___ DATASET ROWS

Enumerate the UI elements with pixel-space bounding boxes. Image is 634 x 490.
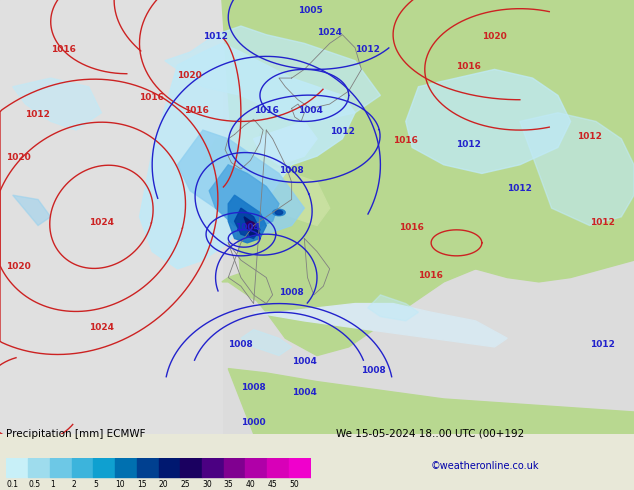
Text: 1024: 1024: [89, 322, 113, 332]
Text: 1008: 1008: [228, 340, 253, 349]
Polygon shape: [13, 195, 51, 225]
Text: 1004: 1004: [235, 223, 259, 232]
Text: 1008: 1008: [361, 366, 386, 375]
Bar: [72, 458, 93, 477]
Text: 1016: 1016: [418, 270, 443, 279]
Text: 1016: 1016: [51, 45, 75, 54]
Polygon shape: [165, 26, 380, 122]
Text: 1012: 1012: [577, 132, 602, 141]
Bar: [224, 458, 245, 477]
Text: 1020: 1020: [6, 262, 31, 271]
Text: 1012: 1012: [203, 32, 228, 41]
Polygon shape: [235, 208, 260, 239]
Polygon shape: [520, 113, 634, 225]
Text: 40: 40: [245, 480, 256, 489]
Text: 1020: 1020: [178, 71, 202, 80]
Ellipse shape: [273, 209, 285, 216]
Text: 25: 25: [180, 480, 190, 489]
Polygon shape: [279, 35, 361, 104]
Polygon shape: [178, 130, 304, 234]
Bar: [245, 458, 267, 477]
Text: 45: 45: [267, 480, 277, 489]
Text: 1020: 1020: [482, 32, 507, 41]
Bar: [137, 458, 158, 477]
Polygon shape: [203, 143, 228, 169]
Text: 1016: 1016: [139, 93, 164, 102]
Text: 1024: 1024: [317, 28, 342, 37]
Bar: [158, 458, 180, 477]
Bar: [28, 458, 50, 477]
Bar: [202, 458, 224, 477]
Text: 1016: 1016: [393, 136, 418, 145]
Polygon shape: [406, 70, 571, 173]
Text: Precipitation [mm] ECMWF: Precipitation [mm] ECMWF: [6, 429, 146, 439]
Text: 1016: 1016: [184, 106, 209, 115]
Text: 1004: 1004: [292, 357, 316, 366]
Ellipse shape: [246, 221, 255, 229]
Polygon shape: [139, 44, 355, 269]
Text: 1012: 1012: [330, 127, 354, 136]
Bar: [180, 458, 202, 477]
Polygon shape: [228, 195, 266, 243]
Polygon shape: [254, 122, 317, 165]
Polygon shape: [241, 330, 292, 356]
Text: 1000: 1000: [241, 418, 266, 427]
Text: 1008: 1008: [241, 383, 266, 392]
Text: 10: 10: [115, 480, 125, 489]
Polygon shape: [349, 260, 399, 312]
Text: 15: 15: [137, 480, 146, 489]
Bar: [6, 458, 28, 477]
Text: 1004: 1004: [292, 388, 316, 396]
Text: 0.5: 0.5: [28, 480, 40, 489]
Text: 5: 5: [93, 480, 98, 489]
Text: 1020: 1020: [6, 153, 31, 163]
Polygon shape: [254, 304, 507, 347]
Text: 1024: 1024: [89, 219, 113, 227]
Polygon shape: [368, 295, 418, 321]
Polygon shape: [412, 108, 634, 282]
Polygon shape: [222, 0, 634, 356]
Text: ©weatheronline.co.uk: ©weatheronline.co.uk: [431, 462, 540, 471]
Text: 1008: 1008: [279, 288, 304, 297]
Text: 1016: 1016: [399, 223, 424, 232]
Text: 1004: 1004: [298, 106, 323, 115]
Text: 1012: 1012: [355, 45, 380, 54]
Text: 50: 50: [289, 480, 299, 489]
Polygon shape: [254, 165, 330, 225]
Text: 20: 20: [158, 480, 168, 489]
Text: 1: 1: [50, 480, 55, 489]
Text: 1012: 1012: [590, 219, 614, 227]
Text: 1012: 1012: [456, 141, 481, 149]
Ellipse shape: [275, 210, 283, 215]
Text: 1012: 1012: [25, 110, 50, 119]
Polygon shape: [209, 122, 260, 173]
Polygon shape: [228, 368, 634, 434]
Bar: [267, 458, 289, 477]
Text: 2: 2: [72, 480, 76, 489]
Bar: [115, 458, 137, 477]
Polygon shape: [13, 78, 101, 130]
Text: 1016: 1016: [456, 62, 481, 72]
Text: 1005: 1005: [298, 6, 323, 15]
Text: We 15-05-2024 18..00 UTC (00+192: We 15-05-2024 18..00 UTC (00+192: [336, 429, 524, 439]
Text: 0.1: 0.1: [6, 480, 18, 489]
Text: 1012: 1012: [507, 184, 532, 193]
Polygon shape: [222, 269, 273, 304]
Bar: [0, 0, 222, 434]
Text: 1008: 1008: [279, 167, 304, 175]
Text: 35: 35: [224, 480, 233, 489]
Bar: [289, 458, 311, 477]
Text: 1016: 1016: [254, 106, 278, 115]
Polygon shape: [298, 251, 330, 291]
Polygon shape: [209, 165, 279, 230]
Text: 30: 30: [202, 480, 212, 489]
Text: 1012: 1012: [590, 340, 614, 349]
Bar: [93, 458, 115, 477]
Polygon shape: [244, 217, 260, 236]
Bar: [50, 458, 72, 477]
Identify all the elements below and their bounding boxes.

______

» THE TASK
Copy the lines of the data listing above verbatim, from the line containing "Text: 1024: 1024: [89, 322, 113, 332]" up to and including the line containing "Text: 1020: 1020: [178, 71, 202, 80]".

» ANSWER TO THIS TASK
Text: 1024: 1024: [89, 322, 113, 332]
Text: 1008: 1008: [228, 340, 253, 349]
Polygon shape: [13, 195, 51, 225]
Text: 1004: 1004: [235, 223, 259, 232]
Text: 1008: 1008: [361, 366, 386, 375]
Bar: [72, 458, 93, 477]
Text: 1016: 1016: [418, 270, 443, 279]
Text: 1016: 1016: [51, 45, 75, 54]
Polygon shape: [165, 26, 380, 122]
Text: 1012: 1012: [577, 132, 602, 141]
Bar: [224, 458, 245, 477]
Text: 1020: 1020: [6, 262, 31, 271]
Text: 1012: 1012: [203, 32, 228, 41]
Polygon shape: [235, 208, 260, 239]
Polygon shape: [520, 113, 634, 225]
Text: 40: 40: [245, 480, 256, 489]
Text: 1020: 1020: [178, 71, 202, 80]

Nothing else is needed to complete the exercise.